● Task directions: Every entry below must be repeated exactly; skip the pictures.

● Data:

* start *

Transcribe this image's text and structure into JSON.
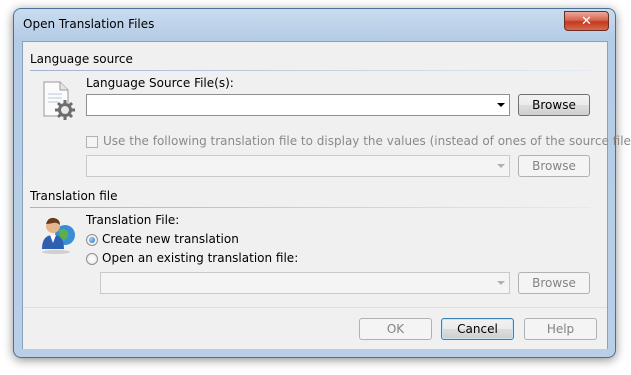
{
  "window": {
    "title": "Open Translation Files",
    "close_glyph": "✕"
  },
  "language_source": {
    "section_title": "Language source",
    "source_files_label": "Language Source File(s):",
    "source_files_value": "",
    "browse_label": "Browse",
    "use_translation_checkbox_label": "Use the following translation file to display the values (instead of ones of the source file):",
    "use_translation_checked": false,
    "translation_display_value": "",
    "browse_disabled_label": "Browse"
  },
  "translation_file": {
    "section_title": "Translation file",
    "file_label": "Translation File:",
    "options": [
      {
        "label": "Create new translation",
        "selected": true
      },
      {
        "label": "Open an existing translation file:",
        "selected": false
      }
    ],
    "existing_file_value": "",
    "browse_label": "Browse"
  },
  "footer": {
    "ok_label": "OK",
    "cancel_label": "Cancel",
    "help_label": "Help"
  }
}
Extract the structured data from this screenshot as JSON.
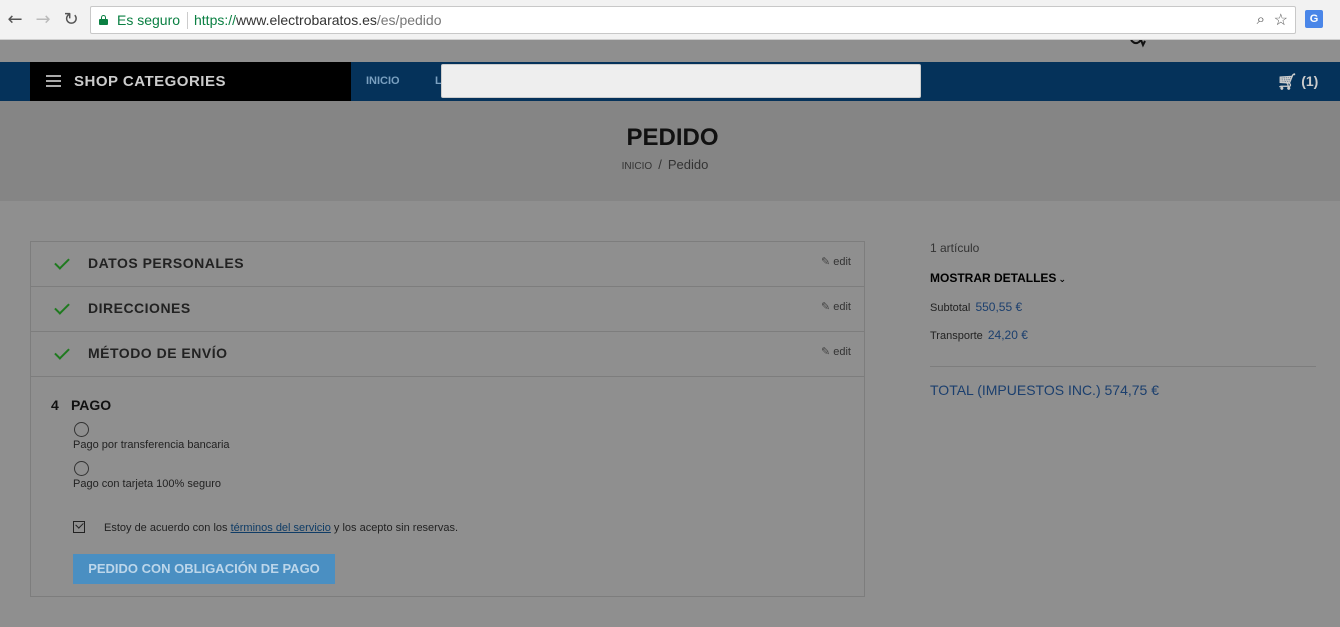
{
  "browser": {
    "secure_label": "Es seguro",
    "url_scheme": "https://",
    "url_host": "www.electrobaratos.es",
    "url_path": "/es/pedido"
  },
  "nav": {
    "shop_categories": "SHOP CATEGORIES",
    "link_inicio": "INICIO",
    "link_l": "L",
    "cart_count": "(1)"
  },
  "page": {
    "title": "PEDIDO",
    "breadcrumb_home": "Inicio",
    "breadcrumb_sep": "/",
    "breadcrumb_current": "Pedido"
  },
  "steps": [
    {
      "title": "DATOS PERSONALES",
      "edit": "edit"
    },
    {
      "title": "DIRECCIONES",
      "edit": "edit"
    },
    {
      "title": "MÉTODO DE ENVÍO",
      "edit": "edit"
    }
  ],
  "payment": {
    "number": "4",
    "title": "PAGO",
    "options": [
      {
        "label": "Pago por transferencia bancaria",
        "selected": false
      },
      {
        "label": "Pago con tarjeta 100% seguro",
        "selected": false
      }
    ],
    "tos_before": "Estoy de acuerdo con los ",
    "tos_link": "términos del servicio",
    "tos_after": " y los acepto sin reservas.",
    "tos_checked": true,
    "order_button": "PEDIDO CON OBLIGACIÓN DE PAGO"
  },
  "summary": {
    "item_count": "1 artículo",
    "show_details": "MOSTRAR DETALLES",
    "subtotal_label": "Subtotal",
    "subtotal_value": "550,55 €",
    "shipping_label": "Transporte",
    "shipping_value": "24,20 €",
    "total": "TOTAL (IMPUESTOS INC.) 574,75 €"
  },
  "colors": {
    "nav_blue": "#05325a",
    "accent_blue": "#4a8fc2",
    "check_green": "#1f7a1f"
  }
}
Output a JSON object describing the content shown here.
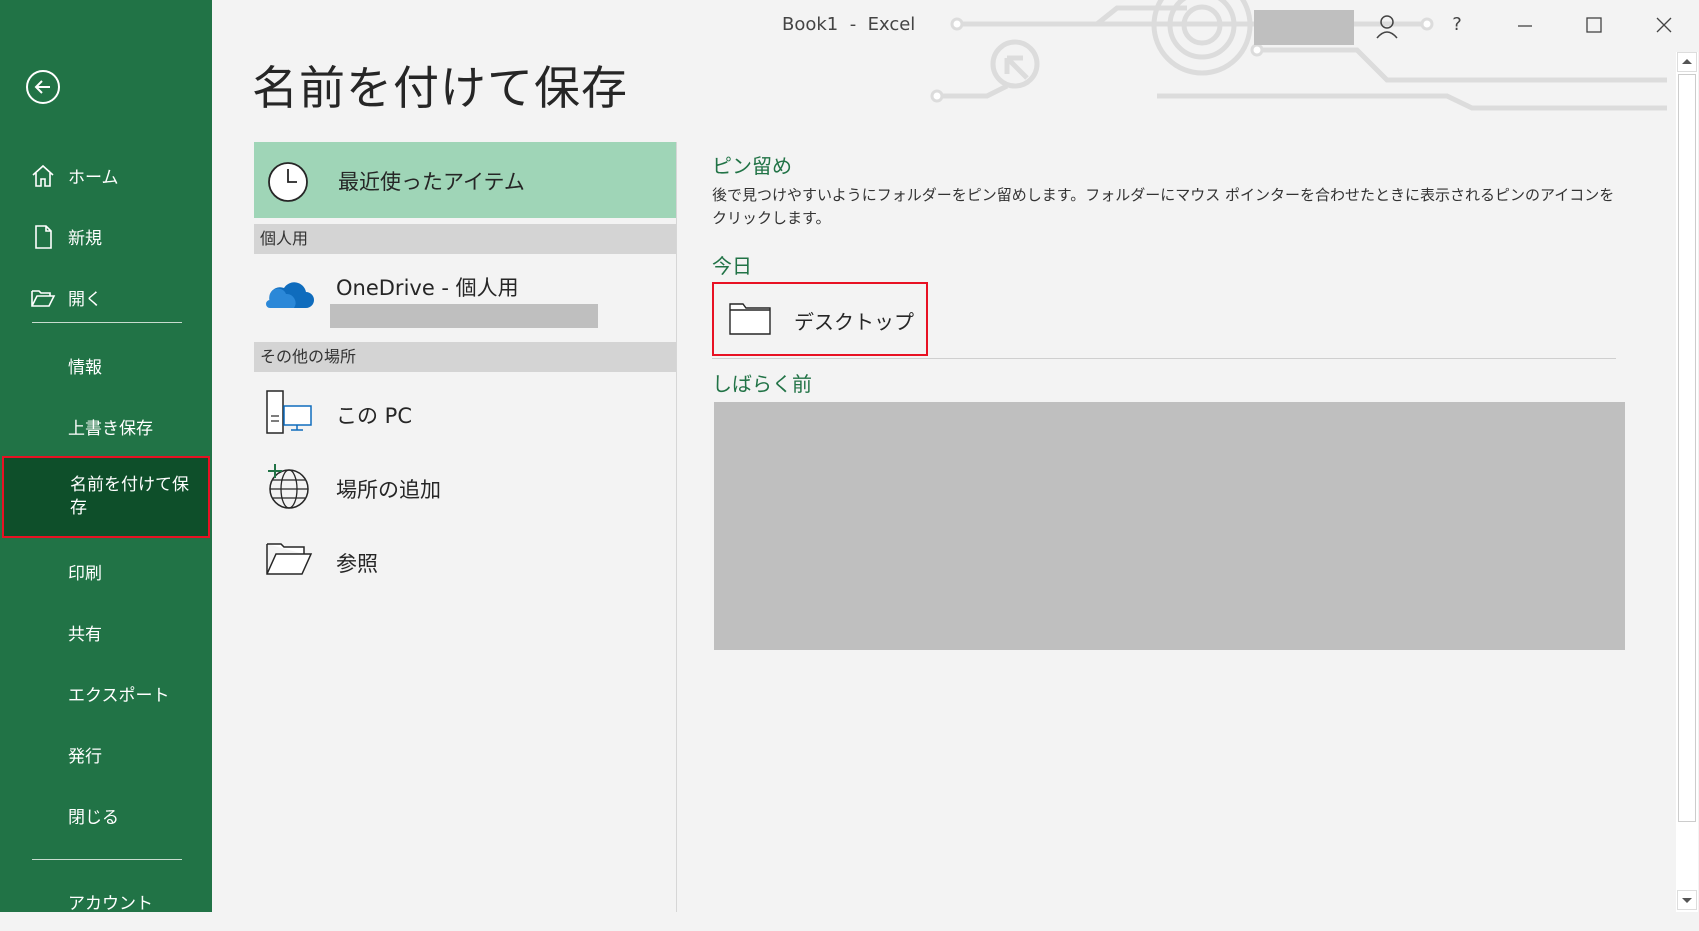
{
  "window": {
    "title": "Book1  -  Excel",
    "help_label": "?"
  },
  "sidebar": {
    "items": [
      {
        "label": "ホーム",
        "icon": "home-icon"
      },
      {
        "label": "新規",
        "icon": "new-document-icon"
      },
      {
        "label": "開く",
        "icon": "open-folder-icon"
      },
      {
        "label": "情報"
      },
      {
        "label": "上書き保存"
      },
      {
        "label": "名前を付けて保存",
        "active": true
      },
      {
        "label": "印刷"
      },
      {
        "label": "共有"
      },
      {
        "label": "エクスポート"
      },
      {
        "label": "発行"
      },
      {
        "label": "閉じる"
      },
      {
        "label": "アカウント"
      }
    ]
  },
  "page": {
    "title": "名前を付けて保存"
  },
  "locations": {
    "recent_label": "最近使ったアイテム",
    "personal_header": "個人用",
    "onedrive_label": "OneDrive - 個人用",
    "other_header": "その他の場所",
    "this_pc_label": "この PC",
    "add_place_label": "場所の追加",
    "browse_label": "参照"
  },
  "pinned": {
    "pin_header": "ピン留め",
    "pin_description": "後で見つけやすいようにフォルダーをピン留めします。フォルダーにマウス ポインターを合わせたときに表示されるピンのアイコンをクリックします。",
    "today_header": "今日",
    "desktop_label": "デスクトップ",
    "earlier_header": "しばらく前"
  },
  "colors": {
    "sidebar": "#217346",
    "sidebar_active": "#0e4f2a",
    "recent_highlight": "#9fd5b7",
    "section_header": "#217346",
    "highlight_border": "#e81123"
  }
}
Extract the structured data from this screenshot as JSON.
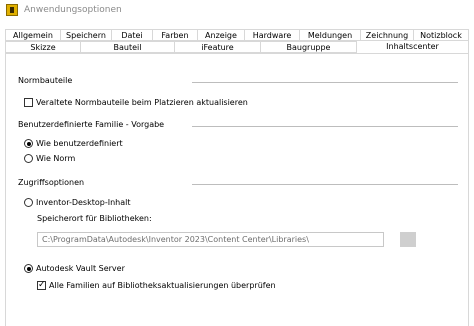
{
  "window": {
    "title": "Anwendungsoptionen"
  },
  "tabs_row1": [
    "Allgemein",
    "Speichern",
    "Datei",
    "Farben",
    "Anzeige",
    "Hardware",
    "Meldungen",
    "Zeichnung",
    "Notizblock"
  ],
  "tabs_row2": [
    "Skizze",
    "Bauteil",
    "iFeature",
    "Baugruppe",
    "Inhaltscenter"
  ],
  "active_tab": "Inhaltscenter",
  "sections": {
    "normbauteile": {
      "title": "Normbauteile",
      "checkbox_label": "Veraltete Normbauteile beim Platzieren aktualisieren",
      "checked": false
    },
    "familie": {
      "title": "Benutzerdefinierte Familie - Vorgabe",
      "options": [
        "Wie benutzerdefiniert",
        "Wie Norm"
      ],
      "selected": "Wie benutzerdefiniert"
    },
    "zugriff": {
      "title": "Zugriffsoptionen",
      "option_desktop": "Inventor-Desktop-Inhalt",
      "speicherort_label": "Speicherort für Bibliotheken:",
      "speicherort_value": "C:\\ProgramData\\Autodesk\\Inventor 2023\\Content Center\\Libraries\\",
      "option_vault": "Autodesk Vault Server",
      "selected": "Autodesk Vault Server",
      "checkbox_label": "Alle Familien auf Bibliotheksaktualisierungen überprüfen",
      "checked": true
    }
  }
}
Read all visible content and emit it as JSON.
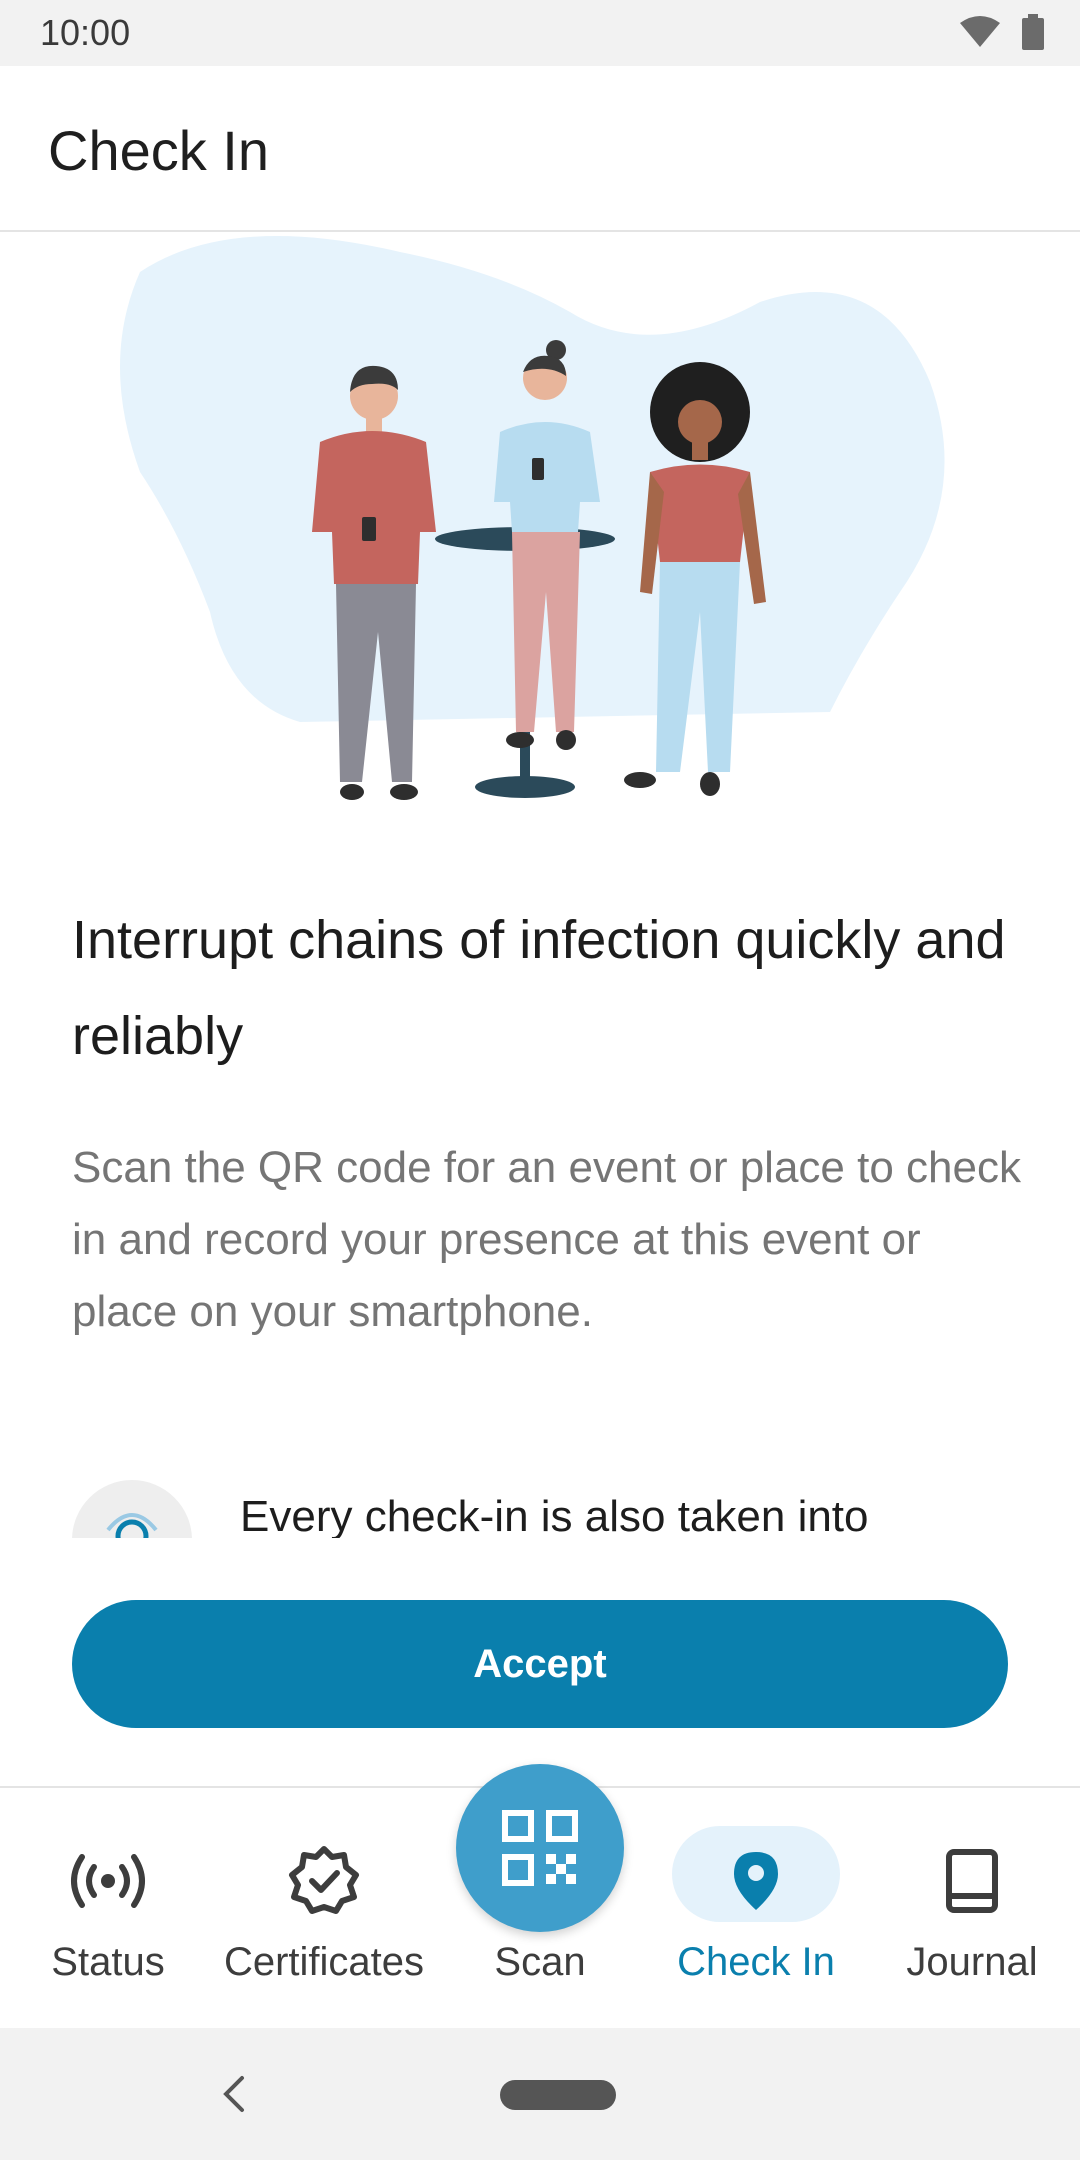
{
  "status_bar": {
    "time": "10:00"
  },
  "app_bar": {
    "title": "Check In"
  },
  "content": {
    "headline": "Interrupt chains of infection quickly and reliably",
    "body": "Scan the QR code for an event or place to check in and record your presence at this event or place on your smartphone.",
    "feature_text": "Every check-in is also taken into"
  },
  "accept_button": {
    "label": "Accept"
  },
  "bottom_nav": {
    "items": [
      {
        "label": "Status",
        "icon": "broadcast-icon"
      },
      {
        "label": "Certificates",
        "icon": "badge-check-icon"
      },
      {
        "label": "Scan",
        "icon": "qr-code-icon"
      },
      {
        "label": "Check In",
        "icon": "location-pin-icon",
        "active": true
      },
      {
        "label": "Journal",
        "icon": "book-icon"
      }
    ]
  },
  "colors": {
    "accent": "#0a7fad",
    "fab": "#3f9ecb",
    "active_pill": "#e4f2fb",
    "illustration_bg": "#e6f3fc"
  }
}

* end *

● Solution to this exercise:
Transcribe this image's text and structure into JSON.
{
  "window": {
    "title": "Open Translation Files",
    "close_glyph": "✕"
  },
  "language_source": {
    "section_title": "Language source",
    "source_files_label": "Language Source File(s):",
    "source_files_value": "",
    "browse_label": "Browse",
    "use_translation_checkbox_label": "Use the following translation file to display the values (instead of ones of the source file):",
    "use_translation_checked": false,
    "translation_display_value": "",
    "browse_disabled_label": "Browse"
  },
  "translation_file": {
    "section_title": "Translation file",
    "file_label": "Translation File:",
    "options": [
      {
        "label": "Create new translation",
        "selected": true
      },
      {
        "label": "Open an existing translation file:",
        "selected": false
      }
    ],
    "existing_file_value": "",
    "browse_label": "Browse"
  },
  "footer": {
    "ok_label": "OK",
    "cancel_label": "Cancel",
    "help_label": "Help"
  }
}
Extract the structured data from this screenshot as JSON.
{
  "browser": {
    "secure_label": "Es seguro",
    "url_scheme": "https://",
    "url_host": "www.electrobaratos.es",
    "url_path": "/es/pedido"
  },
  "nav": {
    "shop_categories": "SHOP CATEGORIES",
    "link_inicio": "INICIO",
    "link_l": "L",
    "cart_count": "(1)"
  },
  "page": {
    "title": "PEDIDO",
    "breadcrumb_home": "Inicio",
    "breadcrumb_sep": "/",
    "breadcrumb_current": "Pedido"
  },
  "steps": [
    {
      "title": "DATOS PERSONALES",
      "edit": "edit"
    },
    {
      "title": "DIRECCIONES",
      "edit": "edit"
    },
    {
      "title": "MÉTODO DE ENVÍO",
      "edit": "edit"
    }
  ],
  "payment": {
    "number": "4",
    "title": "PAGO",
    "options": [
      {
        "label": "Pago por transferencia bancaria",
        "selected": false
      },
      {
        "label": "Pago con tarjeta 100% seguro",
        "selected": false
      }
    ],
    "tos_before": "Estoy de acuerdo con los ",
    "tos_link": "términos del servicio",
    "tos_after": " y los acepto sin reservas.",
    "tos_checked": true,
    "order_button": "PEDIDO CON OBLIGACIÓN DE PAGO"
  },
  "summary": {
    "item_count": "1 artículo",
    "show_details": "MOSTRAR DETALLES",
    "subtotal_label": "Subtotal",
    "subtotal_value": "550,55 €",
    "shipping_label": "Transporte",
    "shipping_value": "24,20 €",
    "total": "TOTAL (IMPUESTOS INC.) 574,75 €"
  },
  "colors": {
    "nav_blue": "#05325a",
    "accent_blue": "#4a8fc2",
    "check_green": "#1f7a1f"
  }
}
Output a JSON object describing the content shown here.
{
  "window": {
    "title": "Book1  -  Excel",
    "help_label": "?"
  },
  "sidebar": {
    "items": [
      {
        "label": "ホーム",
        "icon": "home-icon"
      },
      {
        "label": "新規",
        "icon": "new-document-icon"
      },
      {
        "label": "開く",
        "icon": "open-folder-icon"
      },
      {
        "label": "情報"
      },
      {
        "label": "上書き保存"
      },
      {
        "label": "名前を付けて保存",
        "active": true
      },
      {
        "label": "印刷"
      },
      {
        "label": "共有"
      },
      {
        "label": "エクスポート"
      },
      {
        "label": "発行"
      },
      {
        "label": "閉じる"
      },
      {
        "label": "アカウント"
      }
    ]
  },
  "page": {
    "title": "名前を付けて保存"
  },
  "locations": {
    "recent_label": "最近使ったアイテム",
    "personal_header": "個人用",
    "onedrive_label": "OneDrive - 個人用",
    "other_header": "その他の場所",
    "this_pc_label": "この PC",
    "add_place_label": "場所の追加",
    "browse_label": "参照"
  },
  "pinned": {
    "pin_header": "ピン留め",
    "pin_description": "後で見つけやすいようにフォルダーをピン留めします。フォルダーにマウス ポインターを合わせたときに表示されるピンのアイコンをクリックします。",
    "today_header": "今日",
    "desktop_label": "デスクトップ",
    "earlier_header": "しばらく前"
  },
  "colors": {
    "sidebar": "#217346",
    "sidebar_active": "#0e4f2a",
    "recent_highlight": "#9fd5b7",
    "section_header": "#217346",
    "highlight_border": "#e81123"
  }
}
Extract the structured data from this screenshot as JSON.
{
  "window": {
    "title": "Anwendungsoptionen"
  },
  "tabs_row1": [
    "Allgemein",
    "Speichern",
    "Datei",
    "Farben",
    "Anzeige",
    "Hardware",
    "Meldungen",
    "Zeichnung",
    "Notizblock"
  ],
  "tabs_row2": [
    "Skizze",
    "Bauteil",
    "iFeature",
    "Baugruppe",
    "Inhaltscenter"
  ],
  "active_tab": "Inhaltscenter",
  "sections": {
    "normbauteile": {
      "title": "Normbauteile",
      "checkbox_label": "Veraltete Normbauteile beim Platzieren aktualisieren",
      "checked": false
    },
    "familie": {
      "title": "Benutzerdefinierte Familie - Vorgabe",
      "options": [
        "Wie benutzerdefiniert",
        "Wie Norm"
      ],
      "selected": "Wie benutzerdefiniert"
    },
    "zugriff": {
      "title": "Zugriffsoptionen",
      "option_desktop": "Inventor-Desktop-Inhalt",
      "speicherort_label": "Speicherort für Bibliotheken:",
      "speicherort_value": "C:\\ProgramData\\Autodesk\\Inventor 2023\\Content Center\\Libraries\\",
      "option_vault": "Autodesk Vault Server",
      "selected": "Autodesk Vault Server",
      "checkbox_label": "Alle Familien auf Bibliotheksaktualisierungen überprüfen",
      "checked": true
    }
  }
}
Read all visible content and emit it as JSON.
{
  "status_bar": {
    "time": "10:00"
  },
  "app_bar": {
    "title": "Check In"
  },
  "content": {
    "headline": "Interrupt chains of infection quickly and reliably",
    "body": "Scan the QR code for an event or place to check in and record your presence at this event or place on your smartphone.",
    "feature_text": "Every check-in is also taken into"
  },
  "accept_button": {
    "label": "Accept"
  },
  "bottom_nav": {
    "items": [
      {
        "label": "Status",
        "icon": "broadcast-icon"
      },
      {
        "label": "Certificates",
        "icon": "badge-check-icon"
      },
      {
        "label": "Scan",
        "icon": "qr-code-icon"
      },
      {
        "label": "Check In",
        "icon": "location-pin-icon",
        "active": true
      },
      {
        "label": "Journal",
        "icon": "book-icon"
      }
    ]
  },
  "colors": {
    "accent": "#0a7fad",
    "fab": "#3f9ecb",
    "active_pill": "#e4f2fb",
    "illustration_bg": "#e6f3fc"
  }
}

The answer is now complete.